Only the number is wanted: tally the lines below that contain the word "performance".
* START Exercise input *
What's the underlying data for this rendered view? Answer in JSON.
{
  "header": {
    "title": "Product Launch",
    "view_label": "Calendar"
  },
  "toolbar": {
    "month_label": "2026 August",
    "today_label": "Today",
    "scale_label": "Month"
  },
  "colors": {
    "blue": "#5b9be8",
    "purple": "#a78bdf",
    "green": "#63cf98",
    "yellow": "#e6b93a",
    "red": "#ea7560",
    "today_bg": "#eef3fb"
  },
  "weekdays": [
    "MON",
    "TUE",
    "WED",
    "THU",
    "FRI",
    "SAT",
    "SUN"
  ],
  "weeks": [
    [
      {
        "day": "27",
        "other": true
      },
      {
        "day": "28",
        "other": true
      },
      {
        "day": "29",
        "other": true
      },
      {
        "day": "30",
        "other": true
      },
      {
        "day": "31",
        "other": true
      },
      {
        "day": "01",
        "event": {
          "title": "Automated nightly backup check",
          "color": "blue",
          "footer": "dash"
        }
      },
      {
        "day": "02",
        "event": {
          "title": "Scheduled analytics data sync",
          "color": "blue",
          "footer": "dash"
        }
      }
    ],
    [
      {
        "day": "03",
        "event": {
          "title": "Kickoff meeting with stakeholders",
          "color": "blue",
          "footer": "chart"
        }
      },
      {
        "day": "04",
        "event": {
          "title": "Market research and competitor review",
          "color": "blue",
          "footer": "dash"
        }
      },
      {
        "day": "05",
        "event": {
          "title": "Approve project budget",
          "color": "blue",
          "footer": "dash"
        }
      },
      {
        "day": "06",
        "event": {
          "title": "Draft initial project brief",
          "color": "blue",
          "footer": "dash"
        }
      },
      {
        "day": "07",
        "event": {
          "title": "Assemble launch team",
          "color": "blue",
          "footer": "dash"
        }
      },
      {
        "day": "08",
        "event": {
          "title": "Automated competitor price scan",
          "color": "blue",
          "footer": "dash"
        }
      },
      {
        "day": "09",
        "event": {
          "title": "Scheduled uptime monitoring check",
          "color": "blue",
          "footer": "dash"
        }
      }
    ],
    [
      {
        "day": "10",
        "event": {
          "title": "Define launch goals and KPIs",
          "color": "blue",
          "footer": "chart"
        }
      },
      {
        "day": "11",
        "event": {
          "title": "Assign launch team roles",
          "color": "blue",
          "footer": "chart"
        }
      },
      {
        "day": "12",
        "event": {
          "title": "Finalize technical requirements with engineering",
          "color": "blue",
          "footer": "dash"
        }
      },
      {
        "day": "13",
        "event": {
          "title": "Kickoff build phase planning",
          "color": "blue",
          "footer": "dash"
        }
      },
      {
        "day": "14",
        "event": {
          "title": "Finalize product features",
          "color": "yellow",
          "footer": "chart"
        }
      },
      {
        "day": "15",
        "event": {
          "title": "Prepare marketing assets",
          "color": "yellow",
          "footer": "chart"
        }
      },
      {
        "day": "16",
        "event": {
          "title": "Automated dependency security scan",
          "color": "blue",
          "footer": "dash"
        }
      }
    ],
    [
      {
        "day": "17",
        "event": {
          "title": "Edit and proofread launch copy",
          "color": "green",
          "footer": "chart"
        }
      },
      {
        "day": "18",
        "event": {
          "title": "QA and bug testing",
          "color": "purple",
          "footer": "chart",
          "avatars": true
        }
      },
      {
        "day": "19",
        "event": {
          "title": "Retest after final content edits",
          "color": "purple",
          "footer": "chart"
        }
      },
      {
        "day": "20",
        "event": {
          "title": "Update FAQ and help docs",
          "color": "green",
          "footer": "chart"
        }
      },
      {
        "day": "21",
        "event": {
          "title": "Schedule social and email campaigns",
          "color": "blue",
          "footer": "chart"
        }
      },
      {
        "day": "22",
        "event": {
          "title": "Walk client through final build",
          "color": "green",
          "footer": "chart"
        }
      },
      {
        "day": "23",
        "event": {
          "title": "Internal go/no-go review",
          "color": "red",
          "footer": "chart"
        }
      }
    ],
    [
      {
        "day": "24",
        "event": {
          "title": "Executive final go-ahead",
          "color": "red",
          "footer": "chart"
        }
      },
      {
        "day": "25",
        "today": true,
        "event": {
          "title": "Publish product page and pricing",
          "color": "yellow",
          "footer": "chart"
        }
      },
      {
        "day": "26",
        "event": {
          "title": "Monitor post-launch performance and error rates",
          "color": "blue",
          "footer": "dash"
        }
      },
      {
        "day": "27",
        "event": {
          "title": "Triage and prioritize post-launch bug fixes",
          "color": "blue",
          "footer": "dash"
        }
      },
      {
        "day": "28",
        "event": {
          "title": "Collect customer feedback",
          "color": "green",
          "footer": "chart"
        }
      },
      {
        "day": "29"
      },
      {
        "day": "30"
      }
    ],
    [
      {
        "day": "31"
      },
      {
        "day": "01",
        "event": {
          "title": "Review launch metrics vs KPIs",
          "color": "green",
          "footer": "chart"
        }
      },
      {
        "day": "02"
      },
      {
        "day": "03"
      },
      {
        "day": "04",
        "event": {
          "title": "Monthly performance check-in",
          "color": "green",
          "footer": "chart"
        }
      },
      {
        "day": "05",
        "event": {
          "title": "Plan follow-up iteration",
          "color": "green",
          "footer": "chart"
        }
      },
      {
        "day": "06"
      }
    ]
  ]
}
* END Exercise input *
> Completed exercise: 2